» **Work to complete**
Give every entry again, word for word and in full.

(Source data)
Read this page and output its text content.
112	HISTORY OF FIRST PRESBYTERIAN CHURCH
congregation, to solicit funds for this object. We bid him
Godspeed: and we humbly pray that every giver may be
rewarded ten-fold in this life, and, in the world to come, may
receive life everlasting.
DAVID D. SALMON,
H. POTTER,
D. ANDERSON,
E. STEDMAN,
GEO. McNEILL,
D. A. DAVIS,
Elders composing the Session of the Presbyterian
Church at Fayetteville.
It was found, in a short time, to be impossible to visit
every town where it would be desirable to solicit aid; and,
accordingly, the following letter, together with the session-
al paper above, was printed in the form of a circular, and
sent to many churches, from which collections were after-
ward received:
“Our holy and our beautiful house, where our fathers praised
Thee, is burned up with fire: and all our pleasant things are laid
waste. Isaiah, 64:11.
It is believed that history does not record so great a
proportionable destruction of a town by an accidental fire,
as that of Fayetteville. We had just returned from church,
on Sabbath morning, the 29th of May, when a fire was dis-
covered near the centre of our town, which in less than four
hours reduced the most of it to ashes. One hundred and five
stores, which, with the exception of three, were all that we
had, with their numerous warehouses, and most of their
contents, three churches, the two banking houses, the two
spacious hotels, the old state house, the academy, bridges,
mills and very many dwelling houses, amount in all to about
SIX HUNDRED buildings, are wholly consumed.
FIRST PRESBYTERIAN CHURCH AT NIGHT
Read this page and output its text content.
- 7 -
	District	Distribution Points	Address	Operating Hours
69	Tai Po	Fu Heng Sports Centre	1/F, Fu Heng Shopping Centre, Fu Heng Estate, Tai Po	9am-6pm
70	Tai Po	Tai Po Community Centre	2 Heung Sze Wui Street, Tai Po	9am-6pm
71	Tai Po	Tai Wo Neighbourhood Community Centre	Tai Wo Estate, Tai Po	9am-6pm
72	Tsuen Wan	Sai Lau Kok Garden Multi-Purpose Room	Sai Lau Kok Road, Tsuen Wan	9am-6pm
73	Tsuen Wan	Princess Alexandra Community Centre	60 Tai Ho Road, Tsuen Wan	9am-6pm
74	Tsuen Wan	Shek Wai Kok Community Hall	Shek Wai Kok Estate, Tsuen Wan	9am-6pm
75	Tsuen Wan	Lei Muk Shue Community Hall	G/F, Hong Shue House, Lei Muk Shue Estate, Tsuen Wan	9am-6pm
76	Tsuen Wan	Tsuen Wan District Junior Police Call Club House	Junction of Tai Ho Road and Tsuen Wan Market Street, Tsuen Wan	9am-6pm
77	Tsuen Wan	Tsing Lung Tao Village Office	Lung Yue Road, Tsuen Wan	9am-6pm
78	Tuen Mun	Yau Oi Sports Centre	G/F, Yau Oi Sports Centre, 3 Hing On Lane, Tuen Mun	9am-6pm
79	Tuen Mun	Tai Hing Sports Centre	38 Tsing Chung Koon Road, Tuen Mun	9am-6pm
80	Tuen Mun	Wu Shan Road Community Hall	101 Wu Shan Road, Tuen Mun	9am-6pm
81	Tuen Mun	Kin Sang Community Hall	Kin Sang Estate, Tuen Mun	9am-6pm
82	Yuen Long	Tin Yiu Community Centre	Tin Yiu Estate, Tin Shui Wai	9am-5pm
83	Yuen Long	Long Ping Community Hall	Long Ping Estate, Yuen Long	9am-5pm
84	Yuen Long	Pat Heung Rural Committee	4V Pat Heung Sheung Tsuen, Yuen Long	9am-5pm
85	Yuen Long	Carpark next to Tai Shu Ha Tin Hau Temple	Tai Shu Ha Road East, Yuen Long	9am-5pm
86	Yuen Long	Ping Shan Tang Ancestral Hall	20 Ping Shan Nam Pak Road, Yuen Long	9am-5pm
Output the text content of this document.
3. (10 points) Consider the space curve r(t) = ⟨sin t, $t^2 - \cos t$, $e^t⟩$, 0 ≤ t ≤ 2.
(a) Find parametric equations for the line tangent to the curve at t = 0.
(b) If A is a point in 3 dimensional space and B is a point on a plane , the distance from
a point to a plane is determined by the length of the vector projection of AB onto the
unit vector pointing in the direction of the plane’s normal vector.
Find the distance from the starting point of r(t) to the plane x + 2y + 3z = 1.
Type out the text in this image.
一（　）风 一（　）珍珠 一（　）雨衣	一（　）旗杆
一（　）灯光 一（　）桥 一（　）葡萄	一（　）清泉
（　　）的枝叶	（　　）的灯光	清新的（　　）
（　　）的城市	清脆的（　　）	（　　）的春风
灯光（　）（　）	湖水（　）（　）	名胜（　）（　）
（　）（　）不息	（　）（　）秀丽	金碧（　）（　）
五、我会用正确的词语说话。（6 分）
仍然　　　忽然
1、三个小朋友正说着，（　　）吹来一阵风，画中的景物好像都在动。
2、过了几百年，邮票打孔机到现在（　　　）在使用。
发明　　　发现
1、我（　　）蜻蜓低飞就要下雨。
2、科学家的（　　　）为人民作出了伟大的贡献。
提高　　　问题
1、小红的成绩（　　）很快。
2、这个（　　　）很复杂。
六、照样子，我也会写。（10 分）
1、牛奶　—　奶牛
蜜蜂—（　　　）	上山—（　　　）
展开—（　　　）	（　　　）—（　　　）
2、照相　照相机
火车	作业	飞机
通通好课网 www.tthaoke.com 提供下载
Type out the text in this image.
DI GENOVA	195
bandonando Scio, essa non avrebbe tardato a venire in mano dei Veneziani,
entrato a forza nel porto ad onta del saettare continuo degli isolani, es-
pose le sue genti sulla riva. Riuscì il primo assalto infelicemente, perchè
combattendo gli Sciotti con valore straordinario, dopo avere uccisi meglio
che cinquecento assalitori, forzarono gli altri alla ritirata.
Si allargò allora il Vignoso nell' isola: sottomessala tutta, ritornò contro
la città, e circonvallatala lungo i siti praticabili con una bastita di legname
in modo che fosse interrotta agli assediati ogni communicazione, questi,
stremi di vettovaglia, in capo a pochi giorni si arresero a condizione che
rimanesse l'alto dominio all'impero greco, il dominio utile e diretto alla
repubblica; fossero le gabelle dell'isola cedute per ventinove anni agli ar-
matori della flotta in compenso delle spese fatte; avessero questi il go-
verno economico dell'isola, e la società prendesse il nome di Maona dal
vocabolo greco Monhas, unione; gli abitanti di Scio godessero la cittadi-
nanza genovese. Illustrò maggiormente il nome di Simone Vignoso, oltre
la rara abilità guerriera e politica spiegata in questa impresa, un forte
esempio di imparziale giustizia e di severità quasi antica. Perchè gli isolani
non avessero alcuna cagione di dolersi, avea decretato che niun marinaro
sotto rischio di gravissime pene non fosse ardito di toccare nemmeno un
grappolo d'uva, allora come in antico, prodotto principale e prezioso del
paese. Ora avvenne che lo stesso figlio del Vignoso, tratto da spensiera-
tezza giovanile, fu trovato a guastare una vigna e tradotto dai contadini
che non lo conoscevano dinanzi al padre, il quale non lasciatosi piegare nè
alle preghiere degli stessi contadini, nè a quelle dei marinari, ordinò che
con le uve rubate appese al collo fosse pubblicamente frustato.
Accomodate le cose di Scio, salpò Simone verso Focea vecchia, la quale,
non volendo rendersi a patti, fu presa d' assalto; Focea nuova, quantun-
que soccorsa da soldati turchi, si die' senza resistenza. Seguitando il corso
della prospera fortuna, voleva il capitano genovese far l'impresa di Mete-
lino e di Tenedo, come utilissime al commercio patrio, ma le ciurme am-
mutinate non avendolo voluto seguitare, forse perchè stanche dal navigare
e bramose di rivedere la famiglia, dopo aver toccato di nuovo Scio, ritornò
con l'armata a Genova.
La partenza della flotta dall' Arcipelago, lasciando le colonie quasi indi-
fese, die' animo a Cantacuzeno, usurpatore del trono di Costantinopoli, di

» **Answer in full**
Read this page and output its text content.
112	HISTORY OF FIRST PRESBYTERIAN CHURCH
congregation, to solicit funds for this object. We bid him
Godspeed: and we humbly pray that every giver may be
rewarded ten-fold in this life, and, in the world to come, may
receive life everlasting.
DAVID D. SALMON,
H. POTTER,
D. ANDERSON,
E. STEDMAN,
GEO. McNEILL,
D. A. DAVIS,
Elders composing the Session of the Presbyterian
Church at Fayetteville.
It was found, in a short time, to be impossible to visit
every town where it would be desirable to solicit aid; and,
accordingly, the following letter, together with the session-
al paper above, was printed in the form of a circular, and
sent to many churches, from which collections were after-
ward received:
“Our holy and our beautiful house, where our fathers praised
Thee, is burned up with fire: and all our pleasant things are laid
waste. Isaiah, 64:11.
It is believed that history does not record so great a
proportionable destruction of a town by an accidental fire,
as that of Fayetteville. We had just returned from church,
on Sabbath morning, the 29th of May, when a fire was dis-
covered near the centre of our town, which in less than four
hours reduced the most of it to ashes. One hundred and five
stores, which, with the exception of three, were all that we
had, with their numerous warehouses, and most of their
contents, three churches, the two banking houses, the two
spacious hotels, the old state house, the academy, bridges,
mills and very many dwelling houses, amount in all to about
SIX HUNDRED buildings, are wholly consumed.
FIRST PRESBYTERIAN CHURCH AT NIGHT
Read this page and output its text content.
- 7 -
	District	Distribution Points	Address	Operating Hours
69	Tai Po	Fu Heng Sports Centre	1/F, Fu Heng Shopping Centre, Fu Heng Estate, Tai Po	9am-6pm
70	Tai Po	Tai Po Community Centre	2 Heung Sze Wui Street, Tai Po	9am-6pm
71	Tai Po	Tai Wo Neighbourhood Community Centre	Tai Wo Estate, Tai Po	9am-6pm
72	Tsuen Wan	Sai Lau Kok Garden Multi-Purpose Room	Sai Lau Kok Road, Tsuen Wan	9am-6pm
73	Tsuen Wan	Princess Alexandra Community Centre	60 Tai Ho Road, Tsuen Wan	9am-6pm
74	Tsuen Wan	Shek Wai Kok Community Hall	Shek Wai Kok Estate, Tsuen Wan	9am-6pm
75	Tsuen Wan	Lei Muk Shue Community Hall	G/F, Hong Shue House, Lei Muk Shue Estate, Tsuen Wan	9am-6pm
76	Tsuen Wan	Tsuen Wan District Junior Police Call Club House	Junction of Tai Ho Road and Tsuen Wan Market Street, Tsuen Wan	9am-6pm
77	Tsuen Wan	Tsing Lung Tao Village Office	Lung Yue Road, Tsuen Wan	9am-6pm
78	Tuen Mun	Yau Oi Sports Centre	G/F, Yau Oi Sports Centre, 3 Hing On Lane, Tuen Mun	9am-6pm
79	Tuen Mun	Tai Hing Sports Centre	38 Tsing Chung Koon Road, Tuen Mun	9am-6pm
80	Tuen Mun	Wu Shan Road Community Hall	101 Wu Shan Road, Tuen Mun	9am-6pm
81	Tuen Mun	Kin Sang Community Hall	Kin Sang Estate, Tuen Mun	9am-6pm
82	Yuen Long	Tin Yiu Community Centre	Tin Yiu Estate, Tin Shui Wai	9am-5pm
83	Yuen Long	Long Ping Community Hall	Long Ping Estate, Yuen Long	9am-5pm
84	Yuen Long	Pat Heung Rural Committee	4V Pat Heung Sheung Tsuen, Yuen Long	9am-5pm
85	Yuen Long	Carpark next to Tai Shu Ha Tin Hau Temple	Tai Shu Ha Road East, Yuen Long	9am-5pm
86	Yuen Long	Ping Shan Tang Ancestral Hall	20 Ping Shan Nam Pak Road, Yuen Long	9am-5pm
Output the text content of this document.
3. (10 points) Consider the space curve r(t) = ⟨sin t, $t^2 - \cos t$, $e^t⟩$, 0 ≤ t ≤ 2.
(a) Find parametric equations for the line tangent to the curve at t = 0.
(b) If A is a point in 3 dimensional space and B is a point on a plane , the distance from
a point to a plane is determined by the length of the vector projection of AB onto the
unit vector pointing in the direction of the plane’s normal vector.
Find the distance from the starting point of r(t) to the plane x + 2y + 3z = 1.
Type out the text in this image.
一（　）风 一（　）珍珠 一（　）雨衣	一（　）旗杆
一（　）灯光 一（　）桥 一（　）葡萄	一（　）清泉
（　　）的枝叶	（　　）的灯光	清新的（　　）
（　　）的城市	清脆的（　　）	（　　）的春风
灯光（　）（　）	湖水（　）（　）	名胜（　）（　）
（　）（　）不息	（　）（　）秀丽	金碧（　）（　）
五、我会用正确的词语说话。（6 分）
仍然　　　忽然
1、三个小朋友正说着，（　　）吹来一阵风，画中的景物好像都在动。
2、过了几百年，邮票打孔机到现在（　　　）在使用。
发明　　　发现
1、我（　　）蜻蜓低飞就要下雨。
2、科学家的（　　　）为人民作出了伟大的贡献。
提高　　　问题
1、小红的成绩（　　）很快。
2、这个（　　　）很复杂。
六、照样子，我也会写。（10 分）
1、牛奶　—　奶牛
蜜蜂—（　　　）	上山—（　　　）
展开—（　　　）	（　　　）—（　　　）
2、照相　照相机
火车	作业	飞机
通通好课网 www.tthaoke.com 提供下载
Type out the text in this image.
DI GENOVA	195
bandonando Scio, essa non avrebbe tardato a venire in mano dei Veneziani,
entrato a forza nel porto ad onta del saettare continuo degli isolani, es-
pose le sue genti sulla riva. Riuscì il primo assalto infelicemente, perchè
combattendo gli Sciotti con valore straordinario, dopo avere uccisi meglio
che cinquecento assalitori, forzarono gli altri alla ritirata.
Si allargò allora il Vignoso nell' isola: sottomessala tutta, ritornò contro
la città, e circonvallatala lungo i siti praticabili con una bastita di legname
in modo che fosse interrotta agli assediati ogni communicazione, questi,
stremi di vettovaglia, in capo a pochi giorni si arresero a condizione che
rimanesse l'alto dominio all'impero greco, il dominio utile e diretto alla
repubblica; fossero le gabelle dell'isola cedute per ventinove anni agli ar-
matori della flotta in compenso delle spese fatte; avessero questi il go-
verno economico dell'isola, e la società prendesse il nome di Maona dal
vocabolo greco Monhas, unione; gli abitanti di Scio godessero la cittadi-
nanza genovese. Illustrò maggiormente il nome di Simone Vignoso, oltre
la rara abilità guerriera e politica spiegata in questa impresa, un forte
esempio di imparziale giustizia e di severità quasi antica. Perchè gli isolani
non avessero alcuna cagione di dolersi, avea decretato che niun marinaro
sotto rischio di gravissime pene non fosse ardito di toccare nemmeno un
grappolo d'uva, allora come in antico, prodotto principale e prezioso del
paese. Ora avvenne che lo stesso figlio del Vignoso, tratto da spensiera-
tezza giovanile, fu trovato a guastare una vigna e tradotto dai contadini
che non lo conoscevano dinanzi al padre, il quale non lasciatosi piegare nè
alle preghiere degli stessi contadini, nè a quelle dei marinari, ordinò che
con le uve rubate appese al collo fosse pubblicamente frustato.
Accomodate le cose di Scio, salpò Simone verso Focea vecchia, la quale,
non volendo rendersi a patti, fu presa d' assalto; Focea nuova, quantun-
que soccorsa da soldati turchi, si die' senza resistenza. Seguitando il corso
della prospera fortuna, voleva il capitano genovese far l'impresa di Mete-
lino e di Tenedo, come utilissime al commercio patrio, ma le ciurme am-
mutinate non avendolo voluto seguitare, forse perchè stanche dal navigare
e bramose di rivedere la famiglia, dopo aver toccato di nuovo Scio, ritornò
con l'armata a Genova.
La partenza della flotta dall' Arcipelago, lasciando le colonie quasi indi-
fese, die' animo a Cantacuzeno, usurpatore del trono di Costantinopoli, di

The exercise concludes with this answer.